▶ _EXERCISE_
Give only the number of lines in the records below that contain the word "Deep".

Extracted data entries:
------------------------------------------------------------------------
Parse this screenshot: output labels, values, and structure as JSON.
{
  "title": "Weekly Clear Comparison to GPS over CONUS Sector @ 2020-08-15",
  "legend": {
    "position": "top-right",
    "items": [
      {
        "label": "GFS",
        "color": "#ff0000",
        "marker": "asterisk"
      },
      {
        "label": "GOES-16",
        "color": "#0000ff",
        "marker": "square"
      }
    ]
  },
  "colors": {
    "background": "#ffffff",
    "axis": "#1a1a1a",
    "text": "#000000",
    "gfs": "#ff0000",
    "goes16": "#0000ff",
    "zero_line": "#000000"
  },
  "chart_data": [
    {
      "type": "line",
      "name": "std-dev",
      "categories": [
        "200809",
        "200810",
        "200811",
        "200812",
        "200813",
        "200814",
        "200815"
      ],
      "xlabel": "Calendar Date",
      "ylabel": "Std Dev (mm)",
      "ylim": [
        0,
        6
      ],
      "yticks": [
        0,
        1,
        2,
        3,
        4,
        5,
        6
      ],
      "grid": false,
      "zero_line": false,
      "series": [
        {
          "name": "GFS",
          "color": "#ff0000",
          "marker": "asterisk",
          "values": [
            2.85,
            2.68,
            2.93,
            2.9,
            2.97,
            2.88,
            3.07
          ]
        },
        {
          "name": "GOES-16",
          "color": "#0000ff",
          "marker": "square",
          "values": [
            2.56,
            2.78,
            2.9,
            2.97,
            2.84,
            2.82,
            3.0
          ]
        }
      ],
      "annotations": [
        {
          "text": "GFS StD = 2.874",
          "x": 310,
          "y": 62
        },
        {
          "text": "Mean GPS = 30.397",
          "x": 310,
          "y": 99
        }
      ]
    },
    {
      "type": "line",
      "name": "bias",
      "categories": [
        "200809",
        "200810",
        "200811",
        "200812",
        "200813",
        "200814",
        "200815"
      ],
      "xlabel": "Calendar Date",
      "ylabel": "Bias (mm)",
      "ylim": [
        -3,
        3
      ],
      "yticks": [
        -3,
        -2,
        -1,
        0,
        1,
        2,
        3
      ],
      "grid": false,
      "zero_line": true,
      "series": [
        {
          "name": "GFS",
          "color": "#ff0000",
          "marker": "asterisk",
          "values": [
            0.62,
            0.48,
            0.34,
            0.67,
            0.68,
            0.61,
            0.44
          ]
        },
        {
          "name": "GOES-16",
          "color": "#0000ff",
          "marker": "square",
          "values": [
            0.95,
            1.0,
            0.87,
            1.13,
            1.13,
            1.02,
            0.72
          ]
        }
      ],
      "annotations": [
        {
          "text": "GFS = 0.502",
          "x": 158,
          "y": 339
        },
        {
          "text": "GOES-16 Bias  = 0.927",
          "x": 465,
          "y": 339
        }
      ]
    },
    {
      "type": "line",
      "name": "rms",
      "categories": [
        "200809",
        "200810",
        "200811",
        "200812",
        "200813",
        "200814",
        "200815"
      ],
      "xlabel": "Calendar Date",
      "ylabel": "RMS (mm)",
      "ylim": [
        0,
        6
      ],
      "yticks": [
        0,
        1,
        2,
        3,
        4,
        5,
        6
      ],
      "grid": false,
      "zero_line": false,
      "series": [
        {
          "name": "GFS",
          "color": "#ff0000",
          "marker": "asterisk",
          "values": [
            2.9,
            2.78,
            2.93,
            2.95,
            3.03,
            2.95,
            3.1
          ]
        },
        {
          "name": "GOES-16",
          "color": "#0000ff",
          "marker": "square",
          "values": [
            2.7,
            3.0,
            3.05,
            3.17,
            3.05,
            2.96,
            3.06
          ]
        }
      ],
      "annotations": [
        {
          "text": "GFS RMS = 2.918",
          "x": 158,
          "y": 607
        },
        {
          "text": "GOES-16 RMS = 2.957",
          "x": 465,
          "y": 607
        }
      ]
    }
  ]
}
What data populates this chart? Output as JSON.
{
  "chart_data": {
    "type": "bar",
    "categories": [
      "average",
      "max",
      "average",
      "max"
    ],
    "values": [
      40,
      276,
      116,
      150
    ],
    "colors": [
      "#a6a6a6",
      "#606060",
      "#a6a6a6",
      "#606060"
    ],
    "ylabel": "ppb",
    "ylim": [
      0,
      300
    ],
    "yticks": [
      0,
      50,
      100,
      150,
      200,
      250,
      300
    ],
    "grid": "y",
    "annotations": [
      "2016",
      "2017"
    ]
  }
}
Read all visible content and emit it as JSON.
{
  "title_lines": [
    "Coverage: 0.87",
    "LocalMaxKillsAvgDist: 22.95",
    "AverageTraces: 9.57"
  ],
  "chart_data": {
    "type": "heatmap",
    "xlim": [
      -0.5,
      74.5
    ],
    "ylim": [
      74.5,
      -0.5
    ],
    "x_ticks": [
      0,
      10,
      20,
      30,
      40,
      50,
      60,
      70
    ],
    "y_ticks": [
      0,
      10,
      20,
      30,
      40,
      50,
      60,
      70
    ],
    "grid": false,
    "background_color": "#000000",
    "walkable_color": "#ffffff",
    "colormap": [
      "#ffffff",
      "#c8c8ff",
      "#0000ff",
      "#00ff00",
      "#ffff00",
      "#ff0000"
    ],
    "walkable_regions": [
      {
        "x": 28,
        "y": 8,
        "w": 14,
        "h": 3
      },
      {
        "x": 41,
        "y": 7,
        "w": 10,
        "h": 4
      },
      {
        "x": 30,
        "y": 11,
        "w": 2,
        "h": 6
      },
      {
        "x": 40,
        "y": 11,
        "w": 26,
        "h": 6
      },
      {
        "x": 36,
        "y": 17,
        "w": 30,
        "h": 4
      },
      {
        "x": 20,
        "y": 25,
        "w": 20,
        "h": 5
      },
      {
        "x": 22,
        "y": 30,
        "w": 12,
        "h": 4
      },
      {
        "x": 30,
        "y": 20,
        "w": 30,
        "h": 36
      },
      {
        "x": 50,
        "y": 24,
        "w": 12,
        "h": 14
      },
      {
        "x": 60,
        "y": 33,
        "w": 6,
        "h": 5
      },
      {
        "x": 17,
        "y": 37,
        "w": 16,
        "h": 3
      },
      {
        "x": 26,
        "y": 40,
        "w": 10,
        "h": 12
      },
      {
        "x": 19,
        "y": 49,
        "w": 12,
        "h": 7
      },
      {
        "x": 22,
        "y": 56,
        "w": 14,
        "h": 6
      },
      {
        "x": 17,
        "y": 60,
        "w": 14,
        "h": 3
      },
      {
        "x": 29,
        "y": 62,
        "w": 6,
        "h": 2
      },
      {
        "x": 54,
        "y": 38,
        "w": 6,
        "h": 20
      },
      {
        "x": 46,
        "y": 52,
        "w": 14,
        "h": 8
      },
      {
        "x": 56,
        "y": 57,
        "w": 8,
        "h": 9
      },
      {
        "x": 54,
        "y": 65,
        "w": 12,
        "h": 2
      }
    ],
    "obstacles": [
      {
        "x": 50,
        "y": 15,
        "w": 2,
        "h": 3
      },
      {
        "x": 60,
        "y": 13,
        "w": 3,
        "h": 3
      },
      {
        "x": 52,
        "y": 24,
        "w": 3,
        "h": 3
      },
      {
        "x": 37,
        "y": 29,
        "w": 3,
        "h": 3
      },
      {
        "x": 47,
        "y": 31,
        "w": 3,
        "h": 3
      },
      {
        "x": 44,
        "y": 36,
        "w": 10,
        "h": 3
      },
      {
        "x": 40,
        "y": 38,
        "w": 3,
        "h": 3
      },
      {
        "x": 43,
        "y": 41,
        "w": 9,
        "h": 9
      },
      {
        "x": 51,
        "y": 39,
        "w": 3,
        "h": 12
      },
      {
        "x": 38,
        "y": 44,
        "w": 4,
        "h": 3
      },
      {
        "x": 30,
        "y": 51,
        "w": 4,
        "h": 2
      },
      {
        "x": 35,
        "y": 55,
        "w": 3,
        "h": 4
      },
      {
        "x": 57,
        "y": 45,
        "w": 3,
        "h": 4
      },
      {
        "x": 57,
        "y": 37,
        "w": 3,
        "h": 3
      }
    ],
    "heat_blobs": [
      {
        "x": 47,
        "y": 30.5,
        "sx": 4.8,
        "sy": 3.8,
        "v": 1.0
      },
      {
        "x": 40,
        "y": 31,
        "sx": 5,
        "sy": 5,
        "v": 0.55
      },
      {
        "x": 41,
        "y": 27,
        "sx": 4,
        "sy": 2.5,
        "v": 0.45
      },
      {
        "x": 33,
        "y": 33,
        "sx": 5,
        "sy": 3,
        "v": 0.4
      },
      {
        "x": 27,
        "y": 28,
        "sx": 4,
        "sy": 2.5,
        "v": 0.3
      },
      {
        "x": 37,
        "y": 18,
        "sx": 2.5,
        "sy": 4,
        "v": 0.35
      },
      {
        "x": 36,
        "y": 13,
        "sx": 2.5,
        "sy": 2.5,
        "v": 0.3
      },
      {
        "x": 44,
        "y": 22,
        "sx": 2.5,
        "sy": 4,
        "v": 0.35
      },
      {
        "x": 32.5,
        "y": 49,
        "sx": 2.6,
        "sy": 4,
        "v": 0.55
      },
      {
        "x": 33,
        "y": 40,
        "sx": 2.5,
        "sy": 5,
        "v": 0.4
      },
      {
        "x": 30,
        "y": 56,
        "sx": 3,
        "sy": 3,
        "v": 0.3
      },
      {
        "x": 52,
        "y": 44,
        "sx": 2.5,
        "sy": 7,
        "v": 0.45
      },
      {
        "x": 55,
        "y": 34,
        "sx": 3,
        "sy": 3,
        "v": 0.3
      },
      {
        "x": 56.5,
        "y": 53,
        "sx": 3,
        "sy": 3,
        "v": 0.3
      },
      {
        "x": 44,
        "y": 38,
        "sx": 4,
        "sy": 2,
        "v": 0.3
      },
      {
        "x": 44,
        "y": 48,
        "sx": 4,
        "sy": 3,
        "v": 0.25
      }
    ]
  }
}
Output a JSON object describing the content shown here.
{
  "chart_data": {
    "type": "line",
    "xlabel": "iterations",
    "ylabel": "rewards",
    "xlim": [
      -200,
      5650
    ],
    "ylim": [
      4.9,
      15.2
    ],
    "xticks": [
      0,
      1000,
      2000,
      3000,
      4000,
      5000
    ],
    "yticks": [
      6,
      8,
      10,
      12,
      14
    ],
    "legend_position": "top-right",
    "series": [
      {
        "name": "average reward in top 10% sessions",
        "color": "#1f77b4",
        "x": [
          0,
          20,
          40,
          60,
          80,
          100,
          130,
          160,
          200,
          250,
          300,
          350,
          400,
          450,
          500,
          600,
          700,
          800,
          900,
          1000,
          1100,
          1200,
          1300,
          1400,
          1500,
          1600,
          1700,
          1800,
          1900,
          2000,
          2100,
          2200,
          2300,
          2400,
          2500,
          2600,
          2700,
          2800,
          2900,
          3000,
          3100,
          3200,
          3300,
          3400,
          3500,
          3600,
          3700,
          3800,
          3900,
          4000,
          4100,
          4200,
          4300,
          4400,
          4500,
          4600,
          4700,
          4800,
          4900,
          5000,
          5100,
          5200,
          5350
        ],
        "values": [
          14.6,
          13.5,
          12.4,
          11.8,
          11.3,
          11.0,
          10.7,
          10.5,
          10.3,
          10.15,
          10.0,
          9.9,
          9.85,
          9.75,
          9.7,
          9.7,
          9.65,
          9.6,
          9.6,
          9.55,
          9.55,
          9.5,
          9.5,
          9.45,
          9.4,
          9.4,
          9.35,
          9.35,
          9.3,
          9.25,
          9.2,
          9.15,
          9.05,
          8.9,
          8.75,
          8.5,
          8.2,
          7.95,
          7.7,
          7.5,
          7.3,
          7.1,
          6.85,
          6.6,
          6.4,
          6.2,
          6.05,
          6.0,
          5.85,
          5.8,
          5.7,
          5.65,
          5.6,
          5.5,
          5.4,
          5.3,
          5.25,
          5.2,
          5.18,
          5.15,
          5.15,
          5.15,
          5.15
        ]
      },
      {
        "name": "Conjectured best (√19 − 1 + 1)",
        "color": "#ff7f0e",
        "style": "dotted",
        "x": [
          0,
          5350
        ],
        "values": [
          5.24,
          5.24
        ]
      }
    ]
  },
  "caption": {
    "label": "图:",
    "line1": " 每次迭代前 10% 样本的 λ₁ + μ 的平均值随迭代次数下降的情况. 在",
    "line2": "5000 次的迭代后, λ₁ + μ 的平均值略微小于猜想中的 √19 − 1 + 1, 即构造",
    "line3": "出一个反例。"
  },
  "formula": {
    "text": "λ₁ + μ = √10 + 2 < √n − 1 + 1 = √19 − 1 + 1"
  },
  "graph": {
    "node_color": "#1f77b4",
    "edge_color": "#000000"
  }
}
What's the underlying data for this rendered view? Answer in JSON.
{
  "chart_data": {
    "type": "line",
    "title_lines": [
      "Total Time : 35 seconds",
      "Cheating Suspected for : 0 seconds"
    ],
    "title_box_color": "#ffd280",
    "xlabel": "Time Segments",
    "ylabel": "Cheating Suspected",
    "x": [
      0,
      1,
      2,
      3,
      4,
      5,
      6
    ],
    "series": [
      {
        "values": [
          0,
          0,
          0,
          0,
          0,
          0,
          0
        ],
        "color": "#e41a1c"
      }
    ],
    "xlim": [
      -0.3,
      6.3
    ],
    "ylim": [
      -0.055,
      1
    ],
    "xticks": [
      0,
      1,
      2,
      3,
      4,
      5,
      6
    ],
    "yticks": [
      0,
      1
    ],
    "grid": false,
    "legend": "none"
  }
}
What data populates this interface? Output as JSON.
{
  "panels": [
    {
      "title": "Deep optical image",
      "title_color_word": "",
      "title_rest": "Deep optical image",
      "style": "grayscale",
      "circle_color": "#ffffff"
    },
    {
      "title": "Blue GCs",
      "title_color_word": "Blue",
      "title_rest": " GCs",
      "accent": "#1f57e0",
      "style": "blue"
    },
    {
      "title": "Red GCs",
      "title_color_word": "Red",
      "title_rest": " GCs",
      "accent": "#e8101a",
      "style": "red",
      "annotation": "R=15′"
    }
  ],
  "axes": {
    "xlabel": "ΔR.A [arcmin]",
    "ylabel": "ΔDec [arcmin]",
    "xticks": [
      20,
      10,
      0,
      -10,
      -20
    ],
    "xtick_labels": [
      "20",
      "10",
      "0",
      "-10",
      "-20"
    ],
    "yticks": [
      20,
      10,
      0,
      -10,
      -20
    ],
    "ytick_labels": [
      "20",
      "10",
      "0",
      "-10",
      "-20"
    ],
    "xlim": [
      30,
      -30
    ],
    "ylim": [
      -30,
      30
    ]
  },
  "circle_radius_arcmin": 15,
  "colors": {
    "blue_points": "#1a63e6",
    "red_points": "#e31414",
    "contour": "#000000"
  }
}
------------------------------------------------------------------------
▶ _ANSWER FOR THE TASK_
2